RECORDS TO USE:

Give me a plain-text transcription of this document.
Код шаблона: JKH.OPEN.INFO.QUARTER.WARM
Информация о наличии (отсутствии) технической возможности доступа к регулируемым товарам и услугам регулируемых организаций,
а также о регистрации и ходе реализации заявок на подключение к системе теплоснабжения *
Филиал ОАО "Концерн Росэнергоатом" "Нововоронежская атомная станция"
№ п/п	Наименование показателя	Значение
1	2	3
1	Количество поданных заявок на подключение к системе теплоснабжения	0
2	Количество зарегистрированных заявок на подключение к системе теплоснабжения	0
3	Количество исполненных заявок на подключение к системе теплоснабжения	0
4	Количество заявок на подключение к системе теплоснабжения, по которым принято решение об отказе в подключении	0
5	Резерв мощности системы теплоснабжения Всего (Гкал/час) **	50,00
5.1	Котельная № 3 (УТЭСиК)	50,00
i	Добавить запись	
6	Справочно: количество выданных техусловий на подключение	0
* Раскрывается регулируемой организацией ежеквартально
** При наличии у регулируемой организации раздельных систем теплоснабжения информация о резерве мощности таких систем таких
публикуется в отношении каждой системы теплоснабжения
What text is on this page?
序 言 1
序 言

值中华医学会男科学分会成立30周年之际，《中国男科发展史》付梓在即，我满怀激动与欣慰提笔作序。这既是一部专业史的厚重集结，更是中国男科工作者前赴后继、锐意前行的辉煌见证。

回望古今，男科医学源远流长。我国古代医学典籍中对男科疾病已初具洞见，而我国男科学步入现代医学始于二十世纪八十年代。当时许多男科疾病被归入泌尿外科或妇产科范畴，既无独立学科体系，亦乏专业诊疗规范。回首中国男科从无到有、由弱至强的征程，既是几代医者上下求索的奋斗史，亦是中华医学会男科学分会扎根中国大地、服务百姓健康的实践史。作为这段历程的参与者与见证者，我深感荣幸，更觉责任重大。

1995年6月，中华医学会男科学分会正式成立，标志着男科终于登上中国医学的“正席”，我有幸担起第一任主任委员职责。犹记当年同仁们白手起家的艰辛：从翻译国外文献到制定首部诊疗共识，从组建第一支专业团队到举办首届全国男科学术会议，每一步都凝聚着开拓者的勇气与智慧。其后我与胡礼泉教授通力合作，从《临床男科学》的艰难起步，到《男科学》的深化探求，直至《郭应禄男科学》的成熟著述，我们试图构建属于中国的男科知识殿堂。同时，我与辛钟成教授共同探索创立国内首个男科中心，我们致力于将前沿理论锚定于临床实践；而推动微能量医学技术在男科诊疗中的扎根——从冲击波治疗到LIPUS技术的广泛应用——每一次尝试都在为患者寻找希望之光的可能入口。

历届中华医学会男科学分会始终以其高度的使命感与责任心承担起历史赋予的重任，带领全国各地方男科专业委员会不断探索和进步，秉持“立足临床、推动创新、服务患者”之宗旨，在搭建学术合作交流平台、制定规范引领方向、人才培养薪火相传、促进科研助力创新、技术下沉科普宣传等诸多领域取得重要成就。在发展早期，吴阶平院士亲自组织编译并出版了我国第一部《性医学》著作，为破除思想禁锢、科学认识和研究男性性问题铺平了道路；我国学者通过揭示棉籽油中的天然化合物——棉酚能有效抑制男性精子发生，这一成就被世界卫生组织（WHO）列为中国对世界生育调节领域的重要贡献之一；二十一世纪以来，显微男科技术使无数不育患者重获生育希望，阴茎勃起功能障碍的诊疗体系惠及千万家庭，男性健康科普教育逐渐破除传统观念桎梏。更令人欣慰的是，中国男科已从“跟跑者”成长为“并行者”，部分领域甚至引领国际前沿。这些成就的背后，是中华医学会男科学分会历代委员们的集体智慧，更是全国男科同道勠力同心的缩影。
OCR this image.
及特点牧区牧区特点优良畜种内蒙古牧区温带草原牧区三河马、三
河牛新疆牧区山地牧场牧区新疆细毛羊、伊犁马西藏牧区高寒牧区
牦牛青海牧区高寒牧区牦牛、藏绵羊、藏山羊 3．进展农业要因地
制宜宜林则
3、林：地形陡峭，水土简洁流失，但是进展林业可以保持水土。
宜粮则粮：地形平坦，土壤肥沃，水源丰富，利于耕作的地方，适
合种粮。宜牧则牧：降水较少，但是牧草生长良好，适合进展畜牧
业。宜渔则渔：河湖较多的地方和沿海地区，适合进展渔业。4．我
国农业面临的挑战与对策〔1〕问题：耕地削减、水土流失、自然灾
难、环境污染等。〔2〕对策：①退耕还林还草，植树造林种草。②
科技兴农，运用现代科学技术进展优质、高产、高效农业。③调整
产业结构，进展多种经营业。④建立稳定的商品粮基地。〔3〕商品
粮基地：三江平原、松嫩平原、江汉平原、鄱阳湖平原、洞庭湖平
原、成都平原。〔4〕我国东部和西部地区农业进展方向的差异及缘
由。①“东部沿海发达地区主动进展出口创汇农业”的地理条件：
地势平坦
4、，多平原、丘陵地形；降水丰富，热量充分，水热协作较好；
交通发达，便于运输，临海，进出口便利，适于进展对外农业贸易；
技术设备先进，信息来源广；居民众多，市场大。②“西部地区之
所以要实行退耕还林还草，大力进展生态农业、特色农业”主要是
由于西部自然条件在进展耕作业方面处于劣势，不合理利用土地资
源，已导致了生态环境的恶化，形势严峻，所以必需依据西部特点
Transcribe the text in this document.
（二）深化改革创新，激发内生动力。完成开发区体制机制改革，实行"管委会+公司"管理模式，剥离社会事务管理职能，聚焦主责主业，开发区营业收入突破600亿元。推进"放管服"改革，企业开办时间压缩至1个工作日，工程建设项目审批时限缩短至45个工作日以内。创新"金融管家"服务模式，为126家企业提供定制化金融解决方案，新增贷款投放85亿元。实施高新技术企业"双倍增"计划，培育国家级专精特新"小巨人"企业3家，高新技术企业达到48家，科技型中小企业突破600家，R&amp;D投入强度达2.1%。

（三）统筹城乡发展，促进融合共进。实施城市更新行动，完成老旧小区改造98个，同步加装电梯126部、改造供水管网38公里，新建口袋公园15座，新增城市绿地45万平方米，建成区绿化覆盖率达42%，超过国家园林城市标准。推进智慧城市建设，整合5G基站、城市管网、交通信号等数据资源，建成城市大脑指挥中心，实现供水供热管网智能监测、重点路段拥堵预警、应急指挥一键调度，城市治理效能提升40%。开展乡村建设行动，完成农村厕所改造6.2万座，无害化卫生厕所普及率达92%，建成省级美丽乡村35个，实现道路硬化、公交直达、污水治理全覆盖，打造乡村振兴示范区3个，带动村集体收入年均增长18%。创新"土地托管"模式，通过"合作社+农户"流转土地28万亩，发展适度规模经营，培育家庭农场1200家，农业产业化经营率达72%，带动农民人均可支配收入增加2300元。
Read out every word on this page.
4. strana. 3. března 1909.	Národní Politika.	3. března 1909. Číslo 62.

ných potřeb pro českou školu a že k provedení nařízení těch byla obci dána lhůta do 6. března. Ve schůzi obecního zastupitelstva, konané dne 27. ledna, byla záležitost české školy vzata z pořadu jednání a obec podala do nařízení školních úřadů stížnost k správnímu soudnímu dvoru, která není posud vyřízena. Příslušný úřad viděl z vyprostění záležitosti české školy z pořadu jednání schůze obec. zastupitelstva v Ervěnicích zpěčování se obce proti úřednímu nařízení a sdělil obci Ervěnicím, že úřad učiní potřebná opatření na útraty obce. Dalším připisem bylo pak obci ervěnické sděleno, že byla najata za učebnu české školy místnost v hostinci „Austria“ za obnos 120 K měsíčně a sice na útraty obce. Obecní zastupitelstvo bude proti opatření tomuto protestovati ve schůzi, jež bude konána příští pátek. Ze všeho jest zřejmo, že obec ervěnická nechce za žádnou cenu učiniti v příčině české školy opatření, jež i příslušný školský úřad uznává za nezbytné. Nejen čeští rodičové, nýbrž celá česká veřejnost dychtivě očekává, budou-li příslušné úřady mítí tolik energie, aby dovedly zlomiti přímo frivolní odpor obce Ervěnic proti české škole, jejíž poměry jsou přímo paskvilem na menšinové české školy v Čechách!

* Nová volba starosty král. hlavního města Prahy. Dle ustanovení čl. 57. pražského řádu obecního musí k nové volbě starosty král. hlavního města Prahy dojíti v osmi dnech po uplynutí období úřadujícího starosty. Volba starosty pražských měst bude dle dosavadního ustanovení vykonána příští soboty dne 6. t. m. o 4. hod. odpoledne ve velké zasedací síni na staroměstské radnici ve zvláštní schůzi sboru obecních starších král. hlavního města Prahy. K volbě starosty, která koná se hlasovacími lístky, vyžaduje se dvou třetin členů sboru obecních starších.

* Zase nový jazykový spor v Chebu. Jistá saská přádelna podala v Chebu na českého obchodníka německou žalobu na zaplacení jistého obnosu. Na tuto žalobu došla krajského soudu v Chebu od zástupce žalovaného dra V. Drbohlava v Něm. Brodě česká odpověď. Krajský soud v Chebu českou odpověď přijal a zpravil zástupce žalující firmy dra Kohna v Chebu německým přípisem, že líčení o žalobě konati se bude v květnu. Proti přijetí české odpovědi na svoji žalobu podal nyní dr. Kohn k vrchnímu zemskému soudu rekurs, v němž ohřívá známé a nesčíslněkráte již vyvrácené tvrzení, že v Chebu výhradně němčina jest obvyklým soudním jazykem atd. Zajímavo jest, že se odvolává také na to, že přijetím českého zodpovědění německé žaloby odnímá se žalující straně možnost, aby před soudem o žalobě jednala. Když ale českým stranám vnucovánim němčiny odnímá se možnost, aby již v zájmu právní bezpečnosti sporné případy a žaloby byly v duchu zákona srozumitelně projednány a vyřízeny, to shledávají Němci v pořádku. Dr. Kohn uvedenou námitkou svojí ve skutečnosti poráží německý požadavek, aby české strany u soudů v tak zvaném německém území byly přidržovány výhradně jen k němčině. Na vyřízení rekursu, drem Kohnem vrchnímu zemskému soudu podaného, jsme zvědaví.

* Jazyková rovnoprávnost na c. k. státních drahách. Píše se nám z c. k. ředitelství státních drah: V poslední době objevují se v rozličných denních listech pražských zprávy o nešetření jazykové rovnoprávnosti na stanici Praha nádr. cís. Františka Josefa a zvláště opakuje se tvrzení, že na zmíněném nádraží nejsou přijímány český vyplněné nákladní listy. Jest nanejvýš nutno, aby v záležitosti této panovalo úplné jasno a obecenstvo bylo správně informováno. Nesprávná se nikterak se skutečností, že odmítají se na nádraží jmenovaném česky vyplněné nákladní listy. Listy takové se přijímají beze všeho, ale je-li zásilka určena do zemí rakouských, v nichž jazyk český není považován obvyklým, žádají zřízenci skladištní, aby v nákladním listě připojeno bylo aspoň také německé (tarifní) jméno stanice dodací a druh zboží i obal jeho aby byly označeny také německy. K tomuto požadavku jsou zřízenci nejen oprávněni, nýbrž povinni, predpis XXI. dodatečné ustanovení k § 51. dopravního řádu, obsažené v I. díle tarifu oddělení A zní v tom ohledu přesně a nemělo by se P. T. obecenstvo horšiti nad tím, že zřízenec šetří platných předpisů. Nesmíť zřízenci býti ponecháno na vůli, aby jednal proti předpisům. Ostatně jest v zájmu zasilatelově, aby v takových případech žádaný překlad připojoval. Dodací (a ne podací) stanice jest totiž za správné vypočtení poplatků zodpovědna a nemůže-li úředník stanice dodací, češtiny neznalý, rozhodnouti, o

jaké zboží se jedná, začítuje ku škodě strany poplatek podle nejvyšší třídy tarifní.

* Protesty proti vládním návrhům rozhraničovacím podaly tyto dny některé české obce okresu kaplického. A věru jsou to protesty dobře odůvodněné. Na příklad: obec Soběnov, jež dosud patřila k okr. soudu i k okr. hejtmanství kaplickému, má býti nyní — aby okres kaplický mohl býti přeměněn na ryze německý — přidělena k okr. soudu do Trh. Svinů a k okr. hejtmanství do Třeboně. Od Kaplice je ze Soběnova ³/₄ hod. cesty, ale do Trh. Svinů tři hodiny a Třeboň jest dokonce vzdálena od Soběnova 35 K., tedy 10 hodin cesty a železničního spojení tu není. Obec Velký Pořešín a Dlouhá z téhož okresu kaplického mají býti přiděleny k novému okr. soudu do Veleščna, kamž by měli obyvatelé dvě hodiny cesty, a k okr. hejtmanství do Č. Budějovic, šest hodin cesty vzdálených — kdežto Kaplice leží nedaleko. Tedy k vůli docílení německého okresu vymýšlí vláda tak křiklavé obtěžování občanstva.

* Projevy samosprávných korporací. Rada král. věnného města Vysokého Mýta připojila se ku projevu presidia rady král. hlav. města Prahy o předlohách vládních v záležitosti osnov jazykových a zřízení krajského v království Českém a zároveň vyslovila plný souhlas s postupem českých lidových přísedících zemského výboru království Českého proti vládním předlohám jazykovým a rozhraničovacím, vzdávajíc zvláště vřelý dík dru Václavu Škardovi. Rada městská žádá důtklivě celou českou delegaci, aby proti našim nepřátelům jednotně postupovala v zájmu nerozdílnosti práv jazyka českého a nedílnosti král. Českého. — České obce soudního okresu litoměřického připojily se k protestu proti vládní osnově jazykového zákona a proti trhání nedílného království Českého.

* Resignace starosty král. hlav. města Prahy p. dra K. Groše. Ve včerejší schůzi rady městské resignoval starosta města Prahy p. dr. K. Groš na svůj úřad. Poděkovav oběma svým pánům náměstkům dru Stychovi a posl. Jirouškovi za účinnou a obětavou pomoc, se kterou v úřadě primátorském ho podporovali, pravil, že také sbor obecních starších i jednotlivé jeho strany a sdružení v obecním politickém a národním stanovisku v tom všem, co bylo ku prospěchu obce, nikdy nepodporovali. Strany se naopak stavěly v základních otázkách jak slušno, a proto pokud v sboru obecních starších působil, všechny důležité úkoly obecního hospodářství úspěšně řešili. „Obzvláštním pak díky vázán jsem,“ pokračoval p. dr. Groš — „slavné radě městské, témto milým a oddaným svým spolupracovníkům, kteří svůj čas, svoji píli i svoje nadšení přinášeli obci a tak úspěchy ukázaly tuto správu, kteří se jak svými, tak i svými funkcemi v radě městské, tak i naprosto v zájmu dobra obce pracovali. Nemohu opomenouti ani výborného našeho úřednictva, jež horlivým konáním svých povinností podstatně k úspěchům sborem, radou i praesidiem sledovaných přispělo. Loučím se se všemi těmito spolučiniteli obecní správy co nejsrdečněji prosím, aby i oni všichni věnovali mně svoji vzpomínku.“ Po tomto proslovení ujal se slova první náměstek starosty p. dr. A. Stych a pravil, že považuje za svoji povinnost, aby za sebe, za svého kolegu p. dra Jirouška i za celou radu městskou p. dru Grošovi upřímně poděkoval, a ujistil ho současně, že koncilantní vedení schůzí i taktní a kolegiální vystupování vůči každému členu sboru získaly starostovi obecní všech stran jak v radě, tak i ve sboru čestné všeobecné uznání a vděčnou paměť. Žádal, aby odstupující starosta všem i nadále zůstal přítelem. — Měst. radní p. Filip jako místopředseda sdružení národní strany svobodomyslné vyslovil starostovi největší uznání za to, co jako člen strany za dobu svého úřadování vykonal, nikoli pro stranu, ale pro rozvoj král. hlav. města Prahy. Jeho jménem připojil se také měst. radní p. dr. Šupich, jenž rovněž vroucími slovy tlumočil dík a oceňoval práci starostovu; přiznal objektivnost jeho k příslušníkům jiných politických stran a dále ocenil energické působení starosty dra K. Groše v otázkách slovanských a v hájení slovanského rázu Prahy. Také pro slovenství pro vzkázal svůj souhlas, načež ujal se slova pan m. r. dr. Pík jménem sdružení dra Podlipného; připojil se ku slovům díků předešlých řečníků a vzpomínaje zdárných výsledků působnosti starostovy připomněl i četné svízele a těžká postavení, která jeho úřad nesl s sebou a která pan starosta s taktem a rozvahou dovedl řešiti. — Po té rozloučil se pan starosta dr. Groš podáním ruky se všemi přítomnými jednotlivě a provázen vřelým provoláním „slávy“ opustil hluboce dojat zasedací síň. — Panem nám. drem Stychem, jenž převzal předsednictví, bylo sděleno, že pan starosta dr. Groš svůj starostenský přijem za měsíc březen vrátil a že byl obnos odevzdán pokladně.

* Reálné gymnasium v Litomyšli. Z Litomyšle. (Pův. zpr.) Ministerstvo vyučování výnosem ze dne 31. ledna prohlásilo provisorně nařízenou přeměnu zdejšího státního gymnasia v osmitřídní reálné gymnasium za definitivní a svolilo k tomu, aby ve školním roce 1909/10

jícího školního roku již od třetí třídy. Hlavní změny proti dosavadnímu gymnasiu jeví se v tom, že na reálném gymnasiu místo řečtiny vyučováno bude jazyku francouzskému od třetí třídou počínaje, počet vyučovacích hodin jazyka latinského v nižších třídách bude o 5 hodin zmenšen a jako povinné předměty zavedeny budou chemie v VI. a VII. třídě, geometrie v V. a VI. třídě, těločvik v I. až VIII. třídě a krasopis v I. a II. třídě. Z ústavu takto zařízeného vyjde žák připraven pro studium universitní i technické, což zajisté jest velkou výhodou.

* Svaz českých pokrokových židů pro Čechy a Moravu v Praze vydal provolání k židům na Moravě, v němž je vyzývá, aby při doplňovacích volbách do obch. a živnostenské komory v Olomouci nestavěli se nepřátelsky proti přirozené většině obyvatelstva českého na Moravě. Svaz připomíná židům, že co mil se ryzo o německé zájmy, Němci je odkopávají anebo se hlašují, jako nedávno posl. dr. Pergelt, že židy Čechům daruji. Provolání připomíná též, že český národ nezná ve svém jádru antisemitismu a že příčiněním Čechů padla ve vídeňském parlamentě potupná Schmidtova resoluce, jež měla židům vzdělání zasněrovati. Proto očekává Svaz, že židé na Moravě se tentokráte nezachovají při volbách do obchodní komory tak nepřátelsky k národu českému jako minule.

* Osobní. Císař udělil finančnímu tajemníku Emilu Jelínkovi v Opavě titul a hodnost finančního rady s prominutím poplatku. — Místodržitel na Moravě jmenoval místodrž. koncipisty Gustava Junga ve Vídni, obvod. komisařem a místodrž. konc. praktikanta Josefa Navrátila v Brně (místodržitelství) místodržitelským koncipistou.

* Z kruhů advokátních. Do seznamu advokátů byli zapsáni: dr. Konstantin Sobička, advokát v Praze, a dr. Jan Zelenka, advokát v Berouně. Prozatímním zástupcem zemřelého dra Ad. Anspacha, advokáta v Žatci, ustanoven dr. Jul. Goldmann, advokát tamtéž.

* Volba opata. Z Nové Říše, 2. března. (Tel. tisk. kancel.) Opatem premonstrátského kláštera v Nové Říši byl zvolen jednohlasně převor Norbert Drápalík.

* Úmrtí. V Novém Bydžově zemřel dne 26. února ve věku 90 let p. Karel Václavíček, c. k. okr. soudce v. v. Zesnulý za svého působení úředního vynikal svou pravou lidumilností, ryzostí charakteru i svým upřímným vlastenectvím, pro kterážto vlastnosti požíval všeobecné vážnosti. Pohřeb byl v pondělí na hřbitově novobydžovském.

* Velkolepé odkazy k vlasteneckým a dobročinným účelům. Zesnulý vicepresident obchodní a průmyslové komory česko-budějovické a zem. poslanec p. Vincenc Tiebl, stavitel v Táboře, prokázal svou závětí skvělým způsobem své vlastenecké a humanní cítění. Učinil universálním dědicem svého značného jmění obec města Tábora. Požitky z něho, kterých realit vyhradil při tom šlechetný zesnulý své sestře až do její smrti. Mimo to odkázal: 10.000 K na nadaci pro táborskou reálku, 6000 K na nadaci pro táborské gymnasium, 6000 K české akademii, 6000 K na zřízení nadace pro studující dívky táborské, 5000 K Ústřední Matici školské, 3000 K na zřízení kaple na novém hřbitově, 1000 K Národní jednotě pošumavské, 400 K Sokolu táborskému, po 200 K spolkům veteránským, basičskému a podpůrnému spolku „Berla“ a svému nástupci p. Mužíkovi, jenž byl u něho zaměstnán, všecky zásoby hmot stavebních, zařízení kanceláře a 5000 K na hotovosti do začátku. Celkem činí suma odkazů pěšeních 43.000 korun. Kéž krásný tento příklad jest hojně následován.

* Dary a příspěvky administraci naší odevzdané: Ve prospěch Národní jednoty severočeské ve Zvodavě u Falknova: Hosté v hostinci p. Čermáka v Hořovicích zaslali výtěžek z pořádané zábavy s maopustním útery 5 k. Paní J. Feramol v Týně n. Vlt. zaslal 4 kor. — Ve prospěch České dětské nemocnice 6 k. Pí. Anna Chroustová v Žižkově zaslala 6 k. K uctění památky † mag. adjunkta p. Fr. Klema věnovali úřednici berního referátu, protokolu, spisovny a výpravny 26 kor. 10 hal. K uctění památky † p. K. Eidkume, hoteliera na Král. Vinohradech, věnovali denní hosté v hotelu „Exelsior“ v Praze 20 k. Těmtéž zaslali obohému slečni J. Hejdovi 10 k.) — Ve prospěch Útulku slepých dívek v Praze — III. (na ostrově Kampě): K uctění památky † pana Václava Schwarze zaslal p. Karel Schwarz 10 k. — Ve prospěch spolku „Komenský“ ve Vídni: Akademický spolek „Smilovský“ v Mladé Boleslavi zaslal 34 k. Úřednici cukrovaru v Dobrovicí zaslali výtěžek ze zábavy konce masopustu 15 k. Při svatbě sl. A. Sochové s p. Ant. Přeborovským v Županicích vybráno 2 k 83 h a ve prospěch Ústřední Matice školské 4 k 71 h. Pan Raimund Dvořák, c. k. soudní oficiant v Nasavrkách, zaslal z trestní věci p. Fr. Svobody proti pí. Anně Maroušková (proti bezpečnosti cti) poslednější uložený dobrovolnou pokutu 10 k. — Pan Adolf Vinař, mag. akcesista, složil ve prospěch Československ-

EXERCISE BRIEF: Select all lines with the word "text" from the entries above.

WRITTEN REPLY:
Give me a plain-text transcription of this document.
What text is on this page?
Transcribe the text in this document.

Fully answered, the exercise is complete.